* GIVEN EXERCISE
Work out how many lines in the entries contain the string "JSON", and give nothing but that number.

* RECORDS FOR THE EXERCISE

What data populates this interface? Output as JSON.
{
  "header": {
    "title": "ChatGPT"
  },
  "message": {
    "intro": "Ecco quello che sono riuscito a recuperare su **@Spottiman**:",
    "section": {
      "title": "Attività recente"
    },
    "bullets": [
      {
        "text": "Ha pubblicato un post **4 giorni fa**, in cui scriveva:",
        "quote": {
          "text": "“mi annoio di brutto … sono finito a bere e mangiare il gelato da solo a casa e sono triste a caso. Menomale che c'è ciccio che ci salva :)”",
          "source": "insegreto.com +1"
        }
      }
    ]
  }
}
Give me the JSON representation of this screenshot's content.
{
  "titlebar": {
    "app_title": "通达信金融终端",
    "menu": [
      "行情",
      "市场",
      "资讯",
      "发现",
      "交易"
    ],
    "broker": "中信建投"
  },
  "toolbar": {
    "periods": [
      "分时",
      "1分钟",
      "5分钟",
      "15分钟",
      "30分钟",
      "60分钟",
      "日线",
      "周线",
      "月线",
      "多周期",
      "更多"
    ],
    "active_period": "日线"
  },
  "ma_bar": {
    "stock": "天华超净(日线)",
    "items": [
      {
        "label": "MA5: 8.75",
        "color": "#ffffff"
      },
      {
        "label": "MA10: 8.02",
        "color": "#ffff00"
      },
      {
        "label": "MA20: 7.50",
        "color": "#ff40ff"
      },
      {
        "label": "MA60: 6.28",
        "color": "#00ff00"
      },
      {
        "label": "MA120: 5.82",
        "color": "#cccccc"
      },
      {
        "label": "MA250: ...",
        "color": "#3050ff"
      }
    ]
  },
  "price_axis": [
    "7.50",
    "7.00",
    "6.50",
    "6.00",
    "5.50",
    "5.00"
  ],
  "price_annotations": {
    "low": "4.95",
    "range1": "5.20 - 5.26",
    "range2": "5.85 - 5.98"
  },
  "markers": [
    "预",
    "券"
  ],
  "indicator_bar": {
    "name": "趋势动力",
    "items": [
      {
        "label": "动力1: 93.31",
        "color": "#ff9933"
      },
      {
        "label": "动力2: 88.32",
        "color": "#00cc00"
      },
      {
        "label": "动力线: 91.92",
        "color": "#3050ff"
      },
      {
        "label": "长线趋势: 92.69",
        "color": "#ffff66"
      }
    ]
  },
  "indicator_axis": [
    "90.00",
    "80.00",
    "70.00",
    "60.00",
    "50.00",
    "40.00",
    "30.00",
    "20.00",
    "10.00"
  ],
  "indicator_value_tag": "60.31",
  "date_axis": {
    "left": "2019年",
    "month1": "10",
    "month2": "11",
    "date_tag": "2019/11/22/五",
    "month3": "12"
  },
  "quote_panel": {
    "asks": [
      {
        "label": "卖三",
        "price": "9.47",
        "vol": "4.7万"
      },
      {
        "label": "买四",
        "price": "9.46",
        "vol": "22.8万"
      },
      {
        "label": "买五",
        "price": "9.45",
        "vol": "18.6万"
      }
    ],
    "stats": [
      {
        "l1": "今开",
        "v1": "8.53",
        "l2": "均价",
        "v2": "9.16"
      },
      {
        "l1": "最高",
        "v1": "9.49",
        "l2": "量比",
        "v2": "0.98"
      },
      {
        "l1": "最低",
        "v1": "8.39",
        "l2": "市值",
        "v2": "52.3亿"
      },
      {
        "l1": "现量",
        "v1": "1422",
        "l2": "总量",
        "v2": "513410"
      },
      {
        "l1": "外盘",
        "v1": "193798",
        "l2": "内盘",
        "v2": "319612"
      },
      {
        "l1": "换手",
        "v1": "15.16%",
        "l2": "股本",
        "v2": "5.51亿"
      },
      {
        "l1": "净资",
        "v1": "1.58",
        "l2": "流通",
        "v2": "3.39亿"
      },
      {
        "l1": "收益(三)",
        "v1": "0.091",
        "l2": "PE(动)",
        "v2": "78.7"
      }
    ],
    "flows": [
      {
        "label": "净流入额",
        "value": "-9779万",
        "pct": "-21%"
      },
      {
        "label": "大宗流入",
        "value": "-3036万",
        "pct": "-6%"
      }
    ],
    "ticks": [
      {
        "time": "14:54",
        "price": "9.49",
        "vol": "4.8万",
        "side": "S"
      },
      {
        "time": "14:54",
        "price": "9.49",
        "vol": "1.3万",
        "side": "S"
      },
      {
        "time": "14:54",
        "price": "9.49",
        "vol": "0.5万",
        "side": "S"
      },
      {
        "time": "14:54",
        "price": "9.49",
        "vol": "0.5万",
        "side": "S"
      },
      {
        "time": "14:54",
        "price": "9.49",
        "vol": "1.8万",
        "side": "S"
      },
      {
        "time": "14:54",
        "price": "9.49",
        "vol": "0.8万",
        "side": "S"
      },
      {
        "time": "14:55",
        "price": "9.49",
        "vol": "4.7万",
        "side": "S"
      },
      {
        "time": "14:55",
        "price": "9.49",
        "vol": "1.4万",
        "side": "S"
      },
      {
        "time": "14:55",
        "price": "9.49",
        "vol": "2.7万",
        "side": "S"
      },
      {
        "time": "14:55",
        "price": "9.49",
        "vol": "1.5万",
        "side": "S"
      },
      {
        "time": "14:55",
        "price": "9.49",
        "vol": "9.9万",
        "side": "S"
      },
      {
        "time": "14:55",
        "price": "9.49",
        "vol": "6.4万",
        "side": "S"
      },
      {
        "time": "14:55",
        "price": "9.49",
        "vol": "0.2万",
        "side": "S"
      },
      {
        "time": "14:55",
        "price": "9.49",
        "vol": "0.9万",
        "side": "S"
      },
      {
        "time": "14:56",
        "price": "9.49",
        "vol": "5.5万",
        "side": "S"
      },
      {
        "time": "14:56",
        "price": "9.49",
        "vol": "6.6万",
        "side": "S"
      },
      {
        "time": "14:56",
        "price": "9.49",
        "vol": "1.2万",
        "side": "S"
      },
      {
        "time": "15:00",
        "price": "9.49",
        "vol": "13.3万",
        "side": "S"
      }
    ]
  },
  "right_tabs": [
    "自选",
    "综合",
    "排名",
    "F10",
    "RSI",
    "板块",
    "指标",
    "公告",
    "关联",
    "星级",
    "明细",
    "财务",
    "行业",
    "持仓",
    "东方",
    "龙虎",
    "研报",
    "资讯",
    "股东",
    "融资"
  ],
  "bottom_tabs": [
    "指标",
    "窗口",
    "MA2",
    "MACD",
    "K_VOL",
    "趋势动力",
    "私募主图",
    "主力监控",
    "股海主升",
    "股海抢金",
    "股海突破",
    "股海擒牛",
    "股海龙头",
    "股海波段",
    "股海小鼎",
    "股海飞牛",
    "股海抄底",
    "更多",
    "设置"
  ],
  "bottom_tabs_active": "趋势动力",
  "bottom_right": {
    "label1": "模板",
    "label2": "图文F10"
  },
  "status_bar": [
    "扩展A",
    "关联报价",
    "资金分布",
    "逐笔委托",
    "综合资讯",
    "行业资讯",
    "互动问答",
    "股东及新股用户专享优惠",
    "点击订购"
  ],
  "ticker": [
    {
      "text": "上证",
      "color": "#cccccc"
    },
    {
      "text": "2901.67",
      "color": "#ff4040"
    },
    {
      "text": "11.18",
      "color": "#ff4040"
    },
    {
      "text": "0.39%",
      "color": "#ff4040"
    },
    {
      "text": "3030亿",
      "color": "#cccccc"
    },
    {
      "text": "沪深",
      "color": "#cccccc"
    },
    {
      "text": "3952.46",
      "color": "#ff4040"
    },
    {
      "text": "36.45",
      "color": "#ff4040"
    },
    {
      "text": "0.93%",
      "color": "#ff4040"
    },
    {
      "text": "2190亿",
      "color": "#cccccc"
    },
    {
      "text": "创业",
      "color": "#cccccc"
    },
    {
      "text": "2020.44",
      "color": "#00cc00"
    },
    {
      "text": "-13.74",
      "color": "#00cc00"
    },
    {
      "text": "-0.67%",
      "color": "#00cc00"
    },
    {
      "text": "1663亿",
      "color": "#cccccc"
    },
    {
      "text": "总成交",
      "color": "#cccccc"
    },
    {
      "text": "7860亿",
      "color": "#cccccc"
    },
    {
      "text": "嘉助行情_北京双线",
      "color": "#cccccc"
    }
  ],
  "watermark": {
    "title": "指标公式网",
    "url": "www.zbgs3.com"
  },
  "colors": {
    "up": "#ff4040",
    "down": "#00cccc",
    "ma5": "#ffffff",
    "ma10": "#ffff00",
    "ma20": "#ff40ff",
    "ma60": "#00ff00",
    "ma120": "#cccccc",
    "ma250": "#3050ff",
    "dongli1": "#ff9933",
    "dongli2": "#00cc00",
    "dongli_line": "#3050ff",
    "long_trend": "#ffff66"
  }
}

* SOLVED PROBLEM
2